[Lines of data]
- - - - - - -

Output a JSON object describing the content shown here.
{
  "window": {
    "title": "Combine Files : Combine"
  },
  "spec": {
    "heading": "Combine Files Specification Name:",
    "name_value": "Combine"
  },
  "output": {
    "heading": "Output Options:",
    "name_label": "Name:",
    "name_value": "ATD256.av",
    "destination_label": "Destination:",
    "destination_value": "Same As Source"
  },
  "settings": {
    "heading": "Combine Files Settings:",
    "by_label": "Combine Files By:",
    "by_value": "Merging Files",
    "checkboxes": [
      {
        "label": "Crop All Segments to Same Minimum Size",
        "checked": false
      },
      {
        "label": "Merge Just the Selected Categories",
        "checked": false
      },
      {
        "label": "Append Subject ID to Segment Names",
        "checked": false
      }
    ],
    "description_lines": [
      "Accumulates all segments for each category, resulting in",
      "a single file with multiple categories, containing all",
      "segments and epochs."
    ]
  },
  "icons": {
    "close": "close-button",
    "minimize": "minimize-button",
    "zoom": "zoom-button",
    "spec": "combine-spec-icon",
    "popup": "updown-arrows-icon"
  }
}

- - - - - - -

• **Exercise**: Transcribe the records above exactly as they appear.

• **Exercise output**:
Output a JSON object describing the content shown here.
{
  "window": {
    "title": "Combine Files : Combine"
  },
  "spec": {
    "heading": "Combine Files Specification Name:",
    "name_value": "Combine"
  },
  "output": {
    "heading": "Output Options:",
    "name_label": "Name:",
    "name_value": "ATD256.av",
    "destination_label": "Destination:",
    "destination_value": "Same As Source"
  },
  "settings": {
    "heading": "Combine Files Settings:",
    "by_label": "Combine Files By:",
    "by_value": "Merging Files",
    "checkboxes": [
      {
        "label": "Crop All Segments to Same Minimum Size",
        "checked": false
      },
      {
        "label": "Merge Just the Selected Categories",
        "checked": false
      },
      {
        "label": "Append Subject ID to Segment Names",
        "checked": false
      }
    ],
    "description_lines": [
      "Accumulates all segments for each category, resulting in",
      "a single file with multiple categories, containing all",
      "segments and epochs."
    ]
  },
  "icons": {
    "close": "close-button",
    "minimize": "minimize-button",
    "zoom": "zoom-button",
    "spec": "combine-spec-icon",
    "popup": "updown-arrows-icon"
  }
}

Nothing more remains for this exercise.